[What to do] Set down the passage from the preeclampsia and stroke study exactly, starting at "The findings suggest" and ending at "the life course.".

[Extract to read]
BEGIN
In this cohort study of 1435 women with and without a history of preeclampsia who participated in the Framingham Heart Study, after adjustment for age and time-varying vascular risk factors, women with a history of preeclampsia had a more than 3-fold higher risk of experiencing a stroke in later life compared with women who did not have a history of preeclampsia.
The findings suggest that preeclampsia may be an independent risk factor for later-life stroke among women after controlling for vascular risk factors across the life course.
Contemporary research suggests an association between preeclampsia and later-life stroke among women. To our knowledge, no research to date has accounted for the time-varying nature of shared risk factors for preeclampsia and later-life stroke incidence.
To assess the relative risk of incident stroke in later life among women with and without a history of preeclampsia after accounting for time-varying covariates.
Design, Setting, and Participants
This population-based cohort study was a secondary analysis of data from the Framingham Heart Study, which was conducted from 1948 to 2016. Women were included in the analysis if they were stroke free at enrollment and had a minimum of 3 study visits and 1 pregnancy before menopause, hysterectomy, or age 45 years. Data on vascular risk factors, history of preeclampsia, and stroke incidence were collected biannually. Participants were followed up until incident stroke or censorship from the study. Marginal structural models were used to evaluate the relative risk of incident stroke among participants with and without a history of preeclampsia after accounting for time-varying covariates. Data were analyzed from May 2019 to December 2020.
Presence or absence of preeclampsia among women with 1 or more pregnancies.
Main Outcomes and Measures
Incident stroke in later life.
A total of 1435 women (mean [SD] age, 44.4 [7.7] years at the beginning of the study; 100% White) with 41 422 person-years of follow-up were included in the analytic sample. Of those, 169 women had a history of preeclampsia, and 231 women experienced strokes during follow-up. At baseline, women with preeclampsia were more likely to be younger, to be receiving cholesterol-lowering medications, to have lower cholesterol and higher diastolic blood pressure, and to currently smoke. The association between preeclampsia and stroke in the marginal structural model was only evident when adjustment was made for all vascular risk factors over the life course, which indicated that women with a history of preeclampsia had a higher risk of stroke in later life compared with women without a history of preeclampsia (relative risk, 3.79; 95% CI, 1.24-11.60).
Conclusions and Relevance
The findings of this cohort study suggest that preeclampsia may be a risk factor for later-life stroke among women after adjustment for time-varying vascular and demographic factors. Future research is warranted to fully explore the mediation of this association by midlife vascular risk factors.
END
[Document structure recognition data]
BEGIN
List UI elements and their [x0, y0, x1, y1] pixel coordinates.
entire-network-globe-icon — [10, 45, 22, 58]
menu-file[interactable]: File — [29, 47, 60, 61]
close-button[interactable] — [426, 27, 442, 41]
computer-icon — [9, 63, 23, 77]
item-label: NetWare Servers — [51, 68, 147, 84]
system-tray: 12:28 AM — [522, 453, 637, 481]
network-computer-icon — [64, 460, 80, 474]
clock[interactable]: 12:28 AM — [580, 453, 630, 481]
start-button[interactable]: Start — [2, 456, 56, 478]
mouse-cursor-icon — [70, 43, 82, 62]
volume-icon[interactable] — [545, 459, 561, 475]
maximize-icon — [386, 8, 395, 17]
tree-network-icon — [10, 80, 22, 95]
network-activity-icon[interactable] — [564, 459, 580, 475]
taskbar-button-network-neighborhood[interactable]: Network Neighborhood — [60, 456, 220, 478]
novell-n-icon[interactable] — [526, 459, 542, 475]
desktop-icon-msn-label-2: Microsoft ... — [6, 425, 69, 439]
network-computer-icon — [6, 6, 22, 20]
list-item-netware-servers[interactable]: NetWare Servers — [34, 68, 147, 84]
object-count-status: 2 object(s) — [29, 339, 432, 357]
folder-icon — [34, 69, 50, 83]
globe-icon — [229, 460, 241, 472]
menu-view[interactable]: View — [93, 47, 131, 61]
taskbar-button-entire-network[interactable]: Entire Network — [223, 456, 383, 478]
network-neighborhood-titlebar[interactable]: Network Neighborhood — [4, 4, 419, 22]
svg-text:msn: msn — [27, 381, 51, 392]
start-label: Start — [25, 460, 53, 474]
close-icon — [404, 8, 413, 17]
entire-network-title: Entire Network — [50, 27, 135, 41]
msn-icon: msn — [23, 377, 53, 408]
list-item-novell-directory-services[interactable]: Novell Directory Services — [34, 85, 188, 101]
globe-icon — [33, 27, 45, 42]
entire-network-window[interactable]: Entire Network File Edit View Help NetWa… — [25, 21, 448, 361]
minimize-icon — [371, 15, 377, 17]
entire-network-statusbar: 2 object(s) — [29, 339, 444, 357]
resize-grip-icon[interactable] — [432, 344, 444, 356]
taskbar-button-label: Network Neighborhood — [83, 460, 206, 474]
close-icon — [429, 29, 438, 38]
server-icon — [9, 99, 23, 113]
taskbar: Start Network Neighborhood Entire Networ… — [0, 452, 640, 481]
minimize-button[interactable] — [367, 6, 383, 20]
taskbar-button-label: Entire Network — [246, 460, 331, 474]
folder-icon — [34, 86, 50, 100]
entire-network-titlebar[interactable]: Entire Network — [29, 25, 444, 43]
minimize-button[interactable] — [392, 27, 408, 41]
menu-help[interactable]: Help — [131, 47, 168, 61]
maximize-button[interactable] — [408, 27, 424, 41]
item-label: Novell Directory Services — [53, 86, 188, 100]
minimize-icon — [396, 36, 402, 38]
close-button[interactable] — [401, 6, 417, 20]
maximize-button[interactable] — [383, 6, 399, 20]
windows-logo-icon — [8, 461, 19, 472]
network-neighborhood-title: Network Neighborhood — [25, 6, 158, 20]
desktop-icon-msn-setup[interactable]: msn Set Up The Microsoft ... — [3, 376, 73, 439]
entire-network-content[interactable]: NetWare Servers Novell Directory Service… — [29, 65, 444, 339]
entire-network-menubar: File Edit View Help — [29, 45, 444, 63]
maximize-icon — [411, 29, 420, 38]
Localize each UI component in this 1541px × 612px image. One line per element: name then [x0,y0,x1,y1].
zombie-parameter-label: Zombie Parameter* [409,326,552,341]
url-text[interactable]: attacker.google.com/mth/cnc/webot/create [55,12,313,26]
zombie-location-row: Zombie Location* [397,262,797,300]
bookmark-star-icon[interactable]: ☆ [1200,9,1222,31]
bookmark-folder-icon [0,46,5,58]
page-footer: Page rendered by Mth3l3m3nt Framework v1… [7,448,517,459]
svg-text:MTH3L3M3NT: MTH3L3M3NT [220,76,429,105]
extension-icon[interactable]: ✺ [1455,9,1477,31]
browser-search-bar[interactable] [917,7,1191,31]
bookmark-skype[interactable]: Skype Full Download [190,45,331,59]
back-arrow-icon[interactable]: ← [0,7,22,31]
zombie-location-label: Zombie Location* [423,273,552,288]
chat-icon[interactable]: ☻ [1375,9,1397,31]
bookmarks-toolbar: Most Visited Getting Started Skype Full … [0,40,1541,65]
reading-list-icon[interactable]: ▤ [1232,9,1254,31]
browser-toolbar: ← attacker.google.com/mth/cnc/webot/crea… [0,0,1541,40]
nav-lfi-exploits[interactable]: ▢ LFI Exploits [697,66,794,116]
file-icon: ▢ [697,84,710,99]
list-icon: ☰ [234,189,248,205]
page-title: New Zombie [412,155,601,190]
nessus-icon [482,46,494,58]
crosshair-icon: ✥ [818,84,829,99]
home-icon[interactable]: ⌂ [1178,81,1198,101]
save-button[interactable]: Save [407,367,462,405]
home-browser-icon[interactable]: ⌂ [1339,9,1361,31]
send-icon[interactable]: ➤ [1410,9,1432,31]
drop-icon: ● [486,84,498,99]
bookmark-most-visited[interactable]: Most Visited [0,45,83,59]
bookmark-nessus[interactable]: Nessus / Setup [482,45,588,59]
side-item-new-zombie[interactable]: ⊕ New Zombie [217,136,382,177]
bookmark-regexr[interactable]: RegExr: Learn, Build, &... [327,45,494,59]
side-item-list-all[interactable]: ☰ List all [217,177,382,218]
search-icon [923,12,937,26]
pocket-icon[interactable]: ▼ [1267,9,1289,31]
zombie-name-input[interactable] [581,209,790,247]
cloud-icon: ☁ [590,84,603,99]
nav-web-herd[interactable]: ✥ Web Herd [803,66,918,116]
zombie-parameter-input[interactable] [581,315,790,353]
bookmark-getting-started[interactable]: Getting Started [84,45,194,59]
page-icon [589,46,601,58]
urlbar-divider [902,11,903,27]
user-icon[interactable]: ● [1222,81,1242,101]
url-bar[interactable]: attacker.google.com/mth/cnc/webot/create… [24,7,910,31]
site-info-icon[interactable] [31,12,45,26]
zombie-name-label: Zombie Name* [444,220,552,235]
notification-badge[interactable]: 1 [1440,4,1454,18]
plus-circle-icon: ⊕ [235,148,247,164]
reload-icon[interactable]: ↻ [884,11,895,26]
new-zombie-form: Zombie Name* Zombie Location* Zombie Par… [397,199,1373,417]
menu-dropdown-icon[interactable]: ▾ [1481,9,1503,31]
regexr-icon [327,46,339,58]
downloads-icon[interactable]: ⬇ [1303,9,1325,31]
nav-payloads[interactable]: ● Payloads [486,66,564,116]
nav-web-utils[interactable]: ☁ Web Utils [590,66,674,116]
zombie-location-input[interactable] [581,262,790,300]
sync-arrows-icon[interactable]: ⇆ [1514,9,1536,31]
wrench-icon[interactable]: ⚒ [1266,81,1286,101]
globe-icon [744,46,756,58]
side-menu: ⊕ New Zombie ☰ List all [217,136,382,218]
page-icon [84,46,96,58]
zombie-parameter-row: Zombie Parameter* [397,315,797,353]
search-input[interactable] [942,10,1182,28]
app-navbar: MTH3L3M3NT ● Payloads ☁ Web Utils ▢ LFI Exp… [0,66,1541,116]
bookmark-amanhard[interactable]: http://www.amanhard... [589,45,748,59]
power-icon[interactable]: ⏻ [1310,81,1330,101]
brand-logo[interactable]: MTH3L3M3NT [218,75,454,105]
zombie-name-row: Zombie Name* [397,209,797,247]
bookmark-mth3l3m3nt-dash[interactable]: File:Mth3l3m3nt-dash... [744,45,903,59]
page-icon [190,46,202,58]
END
[Solution]
The findings suggest that preeclampsia may be an independent risk factor for later-life stroke among women after controlling for vascular risk factors across the life course.